>> START

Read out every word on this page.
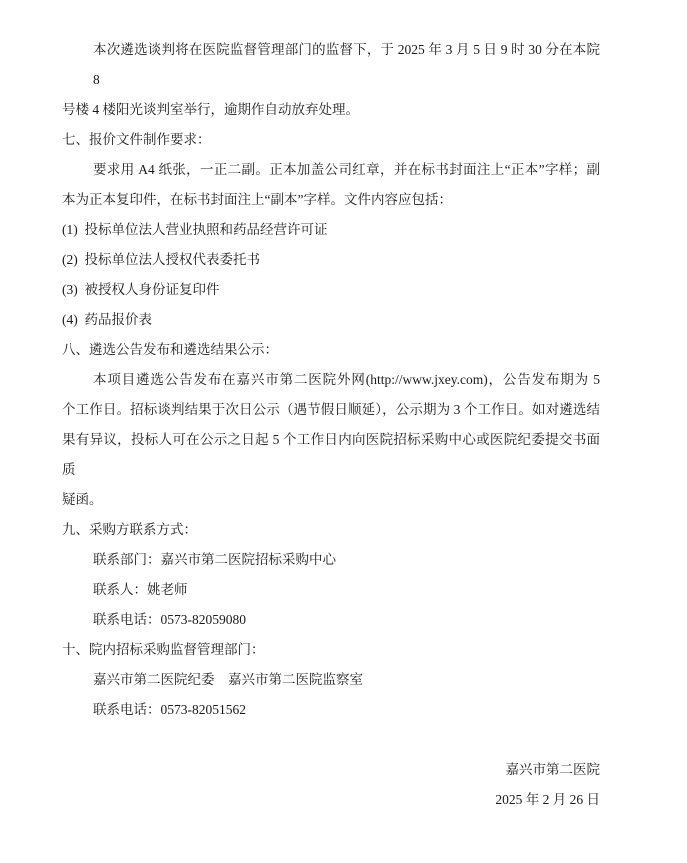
本次遴选谈判将在医院监督管理部门的监督下，于 2025 年 3 月 5 日 9 时 30 分在本院 8
号楼 4 楼阳光谈判室举行，逾期作自动放弃处理。
七、报价文件制作要求：
要求用 A4 纸张，一正二副。正本加盖公司红章，并在标书封面注上“正本”字样；副
本为正本复印件，在标书封面注上“副本”字样。文件内容应包括：
(1)  投标单位法人营业执照和药品经营许可证
(2)  投标单位法人授权代表委托书
(3)  被授权人身份证复印件
(4)  药品报价表
八、遴选公告发布和遴选结果公示：
本项目遴选公告发布在嘉兴市第二医院外网(http://www.jxey.com)，公告发布期为 5
个工作日。招标谈判结果于次日公示（遇节假日顺延），公示期为 3 个工作日。如对遴选结
果有异议，投标人可在公示之日起 5 个工作日内向医院招标采购中心或医院纪委提交书面质
疑函。
九、采购方联系方式：
联系部门：嘉兴市第二医院招标采购中心
联系人：姚老师
联系电话：0573-82059080
十、院内招标采购监督管理部门：
嘉兴市第二医院纪委　嘉兴市第二医院监察室
联系电话：0573-82051562
嘉兴市第二医院
2025 年 2 月 26 日
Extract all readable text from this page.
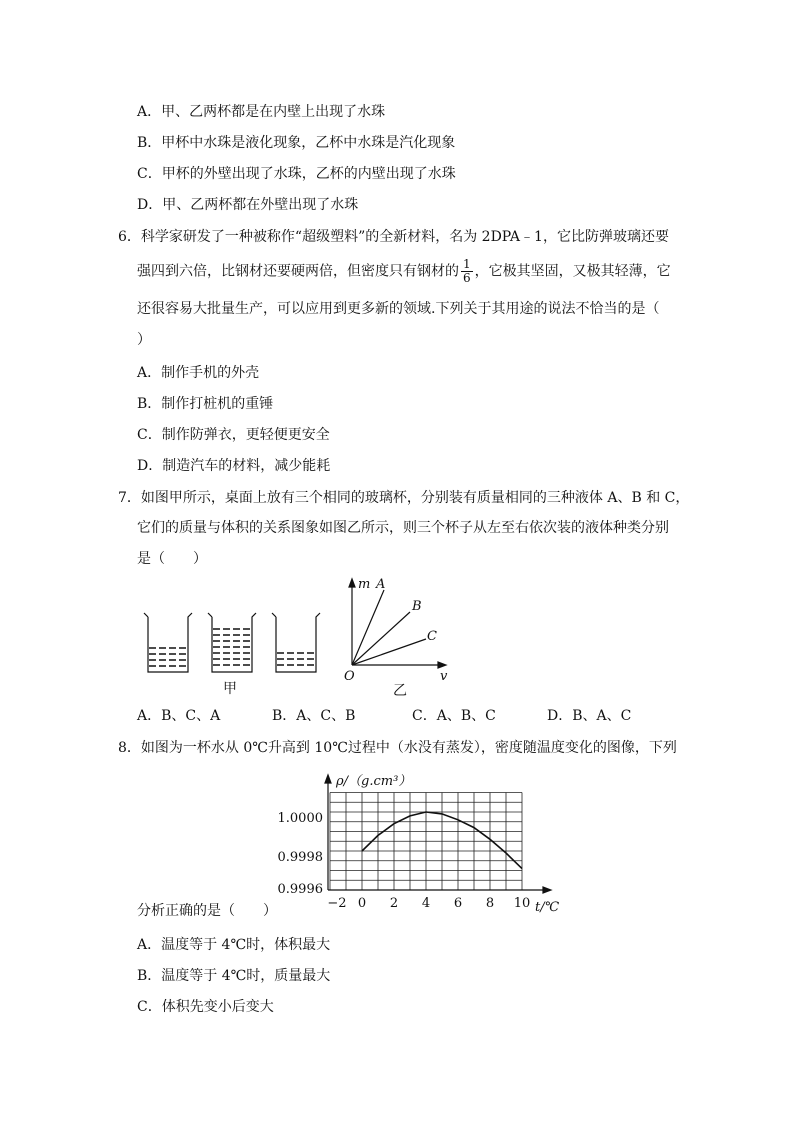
A．甲、乙两杯都是在内壁上出现了水珠
B．甲杯中水珠是液化现象，乙杯中水珠是汽化现象
C．甲杯的外壁出现了水珠，乙杯的内壁出现了水珠
D．甲、乙两杯都在外壁出现了水珠
6．科学家研发了一种被称作“超级塑料”的全新材料，名为 2DPA﹣1，它比防弹玻璃还要
强四到六倍，比钢材还要硬两倍，但密度只有钢材的 $\frac{1}{6}$ ，它极其坚固，又极其轻薄，它
还很容易大批量生产，可以应用到更多新的领域.下列关于其用途的说法不恰当的是（
）
A．制作手机的外壳
B．制作打桩机的重锤
C．制作防弹衣，更轻便更安全
D．制造汽车的材料，减少能耗
7．如图甲所示，桌面上放有三个相同的玻璃杯，分别装有质量相同的三种液体 A、B 和 C，
它们的质量与体积的关系图象如图乙所示，则三个杯子从左至右依次装的液体种类分别
是（　　）
甲
m A
B
C
O	v
乙
A．B、C、A	B．A、C、B	C．A、B、C	D．B、A、C
8．如图为一杯水从 0℃升高到 10℃过程中（水没有蒸发），密度随温度变化的图像，下列
ρ/（g.cm³）
t/℃
1.0000
0.9998
0.9996
−2 0 2 4 6 8 10
分析正确的是（　　）
A．温度等于 4℃时，体积最大
B．温度等于 4℃时，质量最大
C．体积先变小后变大
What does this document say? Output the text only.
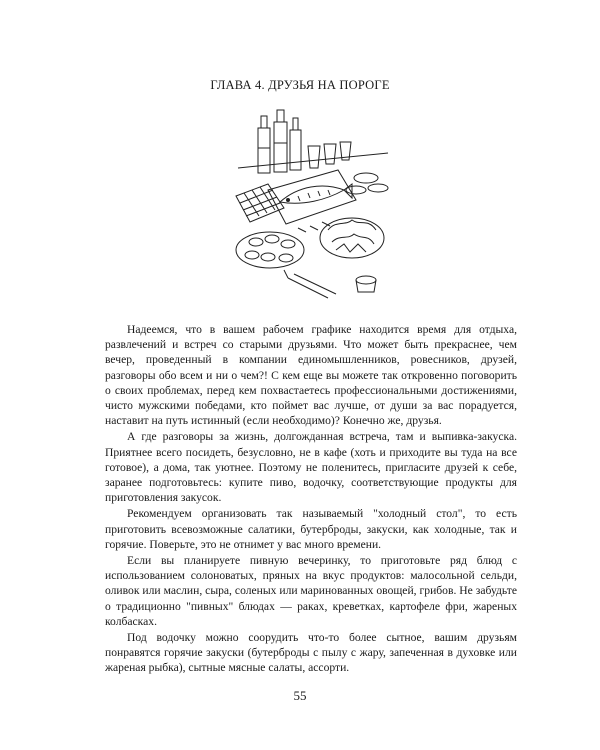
ГЛАВА 4. ДРУЗЬЯ НА ПОРОГЕ

Надеемся, что в вашем рабочем графике находится время для отдыха, развлечений и встреч со старыми друзьями. Что может быть прекраснее, чем вечер, проведенный в компании единомышленников, ровесников, друзей, разговоры обо всем и ни о чем?! С кем еще вы можете так откровенно поговорить о своих проблемах, перед кем похвастаетесь профессиональными достижениями, чисто мужскими победами, кто поймет вас лучше, от души за вас порадуется, наставит на путь истинный (если необходимо)? Конечно же, друзья.

А где разговоры за жизнь, долгожданная встреча, там и выпивка-закуска. Приятнее всего посидеть, безусловно, не в кафе (хоть и приходите вы туда на все готовое), а дома, так уютнее. Поэтому не поленитесь, пригласите друзей к себе, заранее подготовьтесь: купите пиво, водочку, соответствующие продукты для приготовления закусок.

Рекомендуем организовать так называемый "холодный стол", то есть приготовить всевозможные салатики, бутерброды, закуски, как холодные, так и горячие. Поверьте, это не отнимет у вас много времени.

Если вы планируете пивную вечеринку, то приготовьте ряд блюд с использованием солоноватых, пряных на вкус продуктов: малосольной сельди, оливок или маслин, сыра, соленых или маринованных овощей, грибов. Не забудьте о традиционно "пивных" блюдах — раках, креветках, картофеле фри, жареных колбасках.

Под водочку можно соорудить что-то более сытное, вашим друзьям понравятся горячие закуски (бутерброды с пылу с жару, запеченная в духовке или жареная рыбка), сытные мясные салаты, ассорти.

55
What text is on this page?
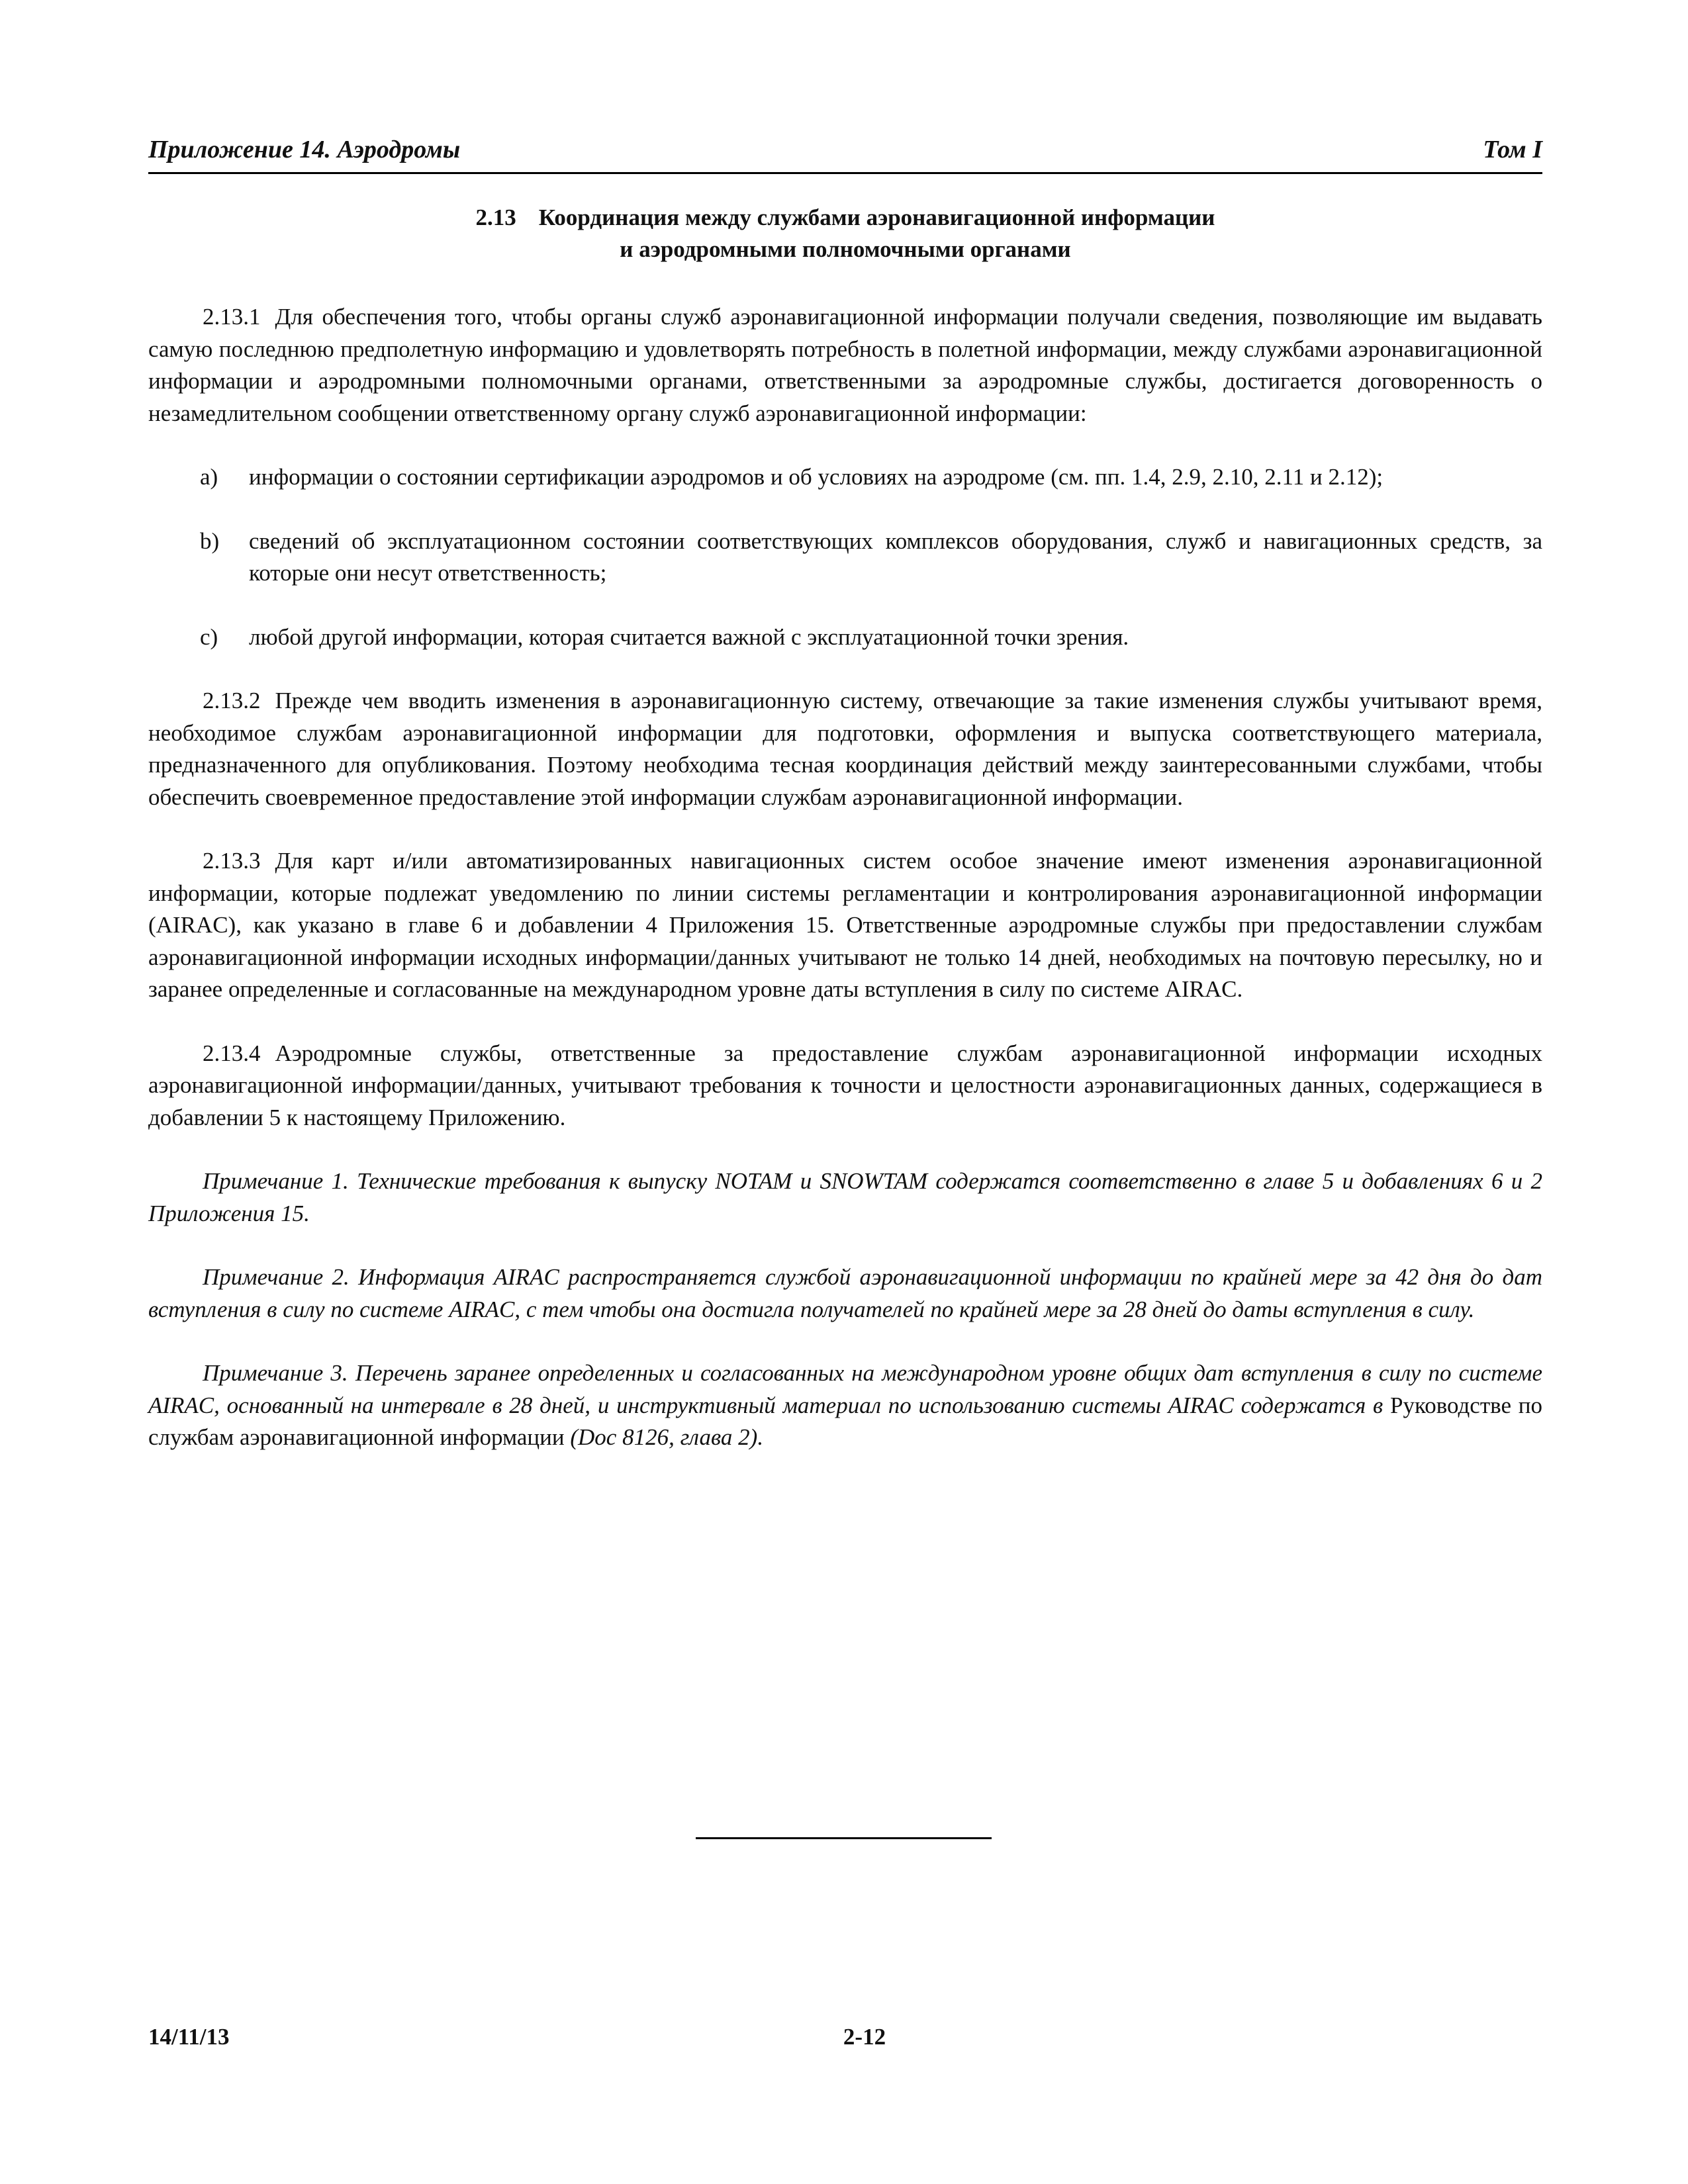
Приложение 14. Аэродромы	Том I
2.13 Координация между службами аэронавигационной информации
и аэродромными полномочными органами

2.13.1 Для обеспечения того, чтобы органы служб аэронавигационной информации получали сведения, позволяющие им выдавать самую последнюю предполетную информацию и удовлетворять потребность в полетной информации, между службами аэронавигационной информации и аэродромными полномочными органами, ответственными за аэродромные службы, достигается договоренность о незамедлительном сообщении ответственному органу служб аэронавигационной информации:

a) информации о состоянии сертификации аэродромов и об условиях на аэродроме (см. пп. 1.4, 2.9, 2.10, 2.11 и 2.12);
b) сведений об эксплуатационном состоянии соответствующих комплексов оборудования, служб и навигационных средств, за которые они несут ответственность;
c) любой другой информации, которая считается важной с эксплуатационной точки зрения.

2.13.2 Прежде чем вводить изменения в аэронавигационную систему, отвечающие за такие изменения службы учитывают время, необходимое службам аэронавигационной информации для подготовки, оформления и выпуска соответствующего материала, предназначенного для опубликования. Поэтому необходима тесная координация действий между заинтересованными службами, чтобы обеспечить своевременное предоставление этой информации службам аэронавигационной информации.

2.13.3 Для карт и/или автоматизированных навигационных систем особое значение имеют изменения аэронавигационной информации, которые подлежат уведомлению по линии системы регламентации и контролирования аэронавигационной информации (AIRAC), как указано в главе 6 и добавлении 4 Приложения 15. Ответственные аэродромные службы при предоставлении службам аэронавигационной информации исходных информации/данных учитывают не только 14 дней, необходимых на почтовую пересылку, но и заранее определенные и согласованные на международном уровне даты вступления в силу по системе AIRAC.

2.13.4 Аэродромные службы, ответственные за предоставление службам аэронавигационной информации исходных аэронавигационной информации/данных, учитывают требования к точности и целостности аэронавигационных данных, содержащиеся в добавлении 5 к настоящему Приложению.

Примечание 1. Технические требования к выпуску NOTAM и SNOWTAM содержатся соответственно в главе 5 и добавлениях 6 и 2 Приложения 15.

Примечание 2. Информация AIRAC распространяется службой аэронавигационной информации по крайней мере за 42 дня до дат вступления в силу по системе AIRAC, с тем чтобы она достигла получателей по крайней мере за 28 дней до даты вступления в силу.

Примечание 3. Перечень заранее определенных и согласованных на международном уровне общих дат вступления в силу по системе AIRAC, основанный на интервале в 28 дней, и инструктивный материал по использованию системы AIRAC содержатся в Руководстве по службам аэронавигационной информации (Doc 8126, глава 2).

14/11/13	2-12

>> END

**SET EXERCISE:** Copy, from the material, each line that holds the string "закуски".

**THE OUTPUT:**
Рекомендуем организовать так называемый "холодный стол", то есть приготовить всевозможные салатики, бутерброды, закуски, как холодные, так и горячие. Поверьте, это не отнимет у вас много времени.
Под водочку можно соорудить что-то более сытное, вашим друзьям понравятся горячие закуски (бутерброды с пылу с жару, запеченная в духовке или жареная рыбка), сытные мясные салаты, ассорти.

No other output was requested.